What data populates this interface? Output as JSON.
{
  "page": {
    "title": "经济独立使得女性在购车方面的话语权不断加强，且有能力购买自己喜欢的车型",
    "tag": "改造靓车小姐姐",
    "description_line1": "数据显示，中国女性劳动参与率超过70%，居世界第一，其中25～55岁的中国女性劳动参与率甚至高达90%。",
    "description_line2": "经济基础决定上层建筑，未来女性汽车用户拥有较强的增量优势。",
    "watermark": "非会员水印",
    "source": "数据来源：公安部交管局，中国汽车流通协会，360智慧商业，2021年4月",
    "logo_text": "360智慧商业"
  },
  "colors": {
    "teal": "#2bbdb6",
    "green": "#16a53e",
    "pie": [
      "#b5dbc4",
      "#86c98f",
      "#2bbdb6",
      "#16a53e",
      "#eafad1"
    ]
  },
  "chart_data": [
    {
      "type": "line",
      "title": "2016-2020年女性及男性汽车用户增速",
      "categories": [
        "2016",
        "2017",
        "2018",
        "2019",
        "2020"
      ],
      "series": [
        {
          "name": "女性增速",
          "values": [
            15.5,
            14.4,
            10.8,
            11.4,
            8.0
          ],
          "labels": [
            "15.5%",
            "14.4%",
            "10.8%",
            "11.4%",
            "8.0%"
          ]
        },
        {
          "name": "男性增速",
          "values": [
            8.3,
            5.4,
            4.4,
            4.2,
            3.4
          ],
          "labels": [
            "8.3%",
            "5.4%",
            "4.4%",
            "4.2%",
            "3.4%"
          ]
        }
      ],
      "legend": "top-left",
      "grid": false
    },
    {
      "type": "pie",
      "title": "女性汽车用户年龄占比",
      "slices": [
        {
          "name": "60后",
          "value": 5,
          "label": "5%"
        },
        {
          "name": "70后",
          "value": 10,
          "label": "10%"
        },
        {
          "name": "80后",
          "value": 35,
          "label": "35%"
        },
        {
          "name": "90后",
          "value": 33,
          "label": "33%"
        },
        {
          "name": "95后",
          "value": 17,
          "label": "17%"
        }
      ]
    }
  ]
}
──────
Quote the material exactly, leaving nothing out.

What data populates this interface? Output as JSON.
{
  "page": {
    "title": "经济独立使得女性在购车方面的话语权不断加强，且有能力购买自己喜欢的车型",
    "tag": "改造靓车小姐姐",
    "description_line1": "数据显示，中国女性劳动参与率超过70%，居世界第一，其中25～55岁的中国女性劳动参与率甚至高达90%。",
    "description_line2": "经济基础决定上层建筑，未来女性汽车用户拥有较强的增量优势。",
    "watermark": "非会员水印",
    "source": "数据来源：公安部交管局，中国汽车流通协会，360智慧商业，2021年4月",
    "logo_text": "360智慧商业"
  },
  "colors": {
    "teal": "#2bbdb6",
    "green": "#16a53e",
    "pie": [
      "#b5dbc4",
      "#86c98f",
      "#2bbdb6",
      "#16a53e",
      "#eafad1"
    ]
  },
  "chart_data": [
    {
      "type": "line",
      "title": "2016-2020年女性及男性汽车用户增速",
      "categories": [
        "2016",
        "2017",
        "2018",
        "2019",
        "2020"
      ],
      "series": [
        {
          "name": "女性增速",
          "values": [
            15.5,
            14.4,
            10.8,
            11.4,
            8.0
          ],
          "labels": [
            "15.5%",
            "14.4%",
            "10.8%",
            "11.4%",
            "8.0%"
          ]
        },
        {
          "name": "男性增速",
          "values": [
            8.3,
            5.4,
            4.4,
            4.2,
            3.4
          ],
          "labels": [
            "8.3%",
            "5.4%",
            "4.4%",
            "4.2%",
            "3.4%"
          ]
        }
      ],
      "legend": "top-left",
      "grid": false
    },
    {
      "type": "pie",
      "title": "女性汽车用户年龄占比",
      "slices": [
        {
          "name": "60后",
          "value": 5,
          "label": "5%"
        },
        {
          "name": "70后",
          "value": 10,
          "label": "10%"
        },
        {
          "name": "80后",
          "value": 35,
          "label": "35%"
        },
        {
          "name": "90后",
          "value": 33,
          "label": "33%"
        },
        {
          "name": "95后",
          "value": 17,
          "label": "17%"
        }
      ]
    }
  ]
}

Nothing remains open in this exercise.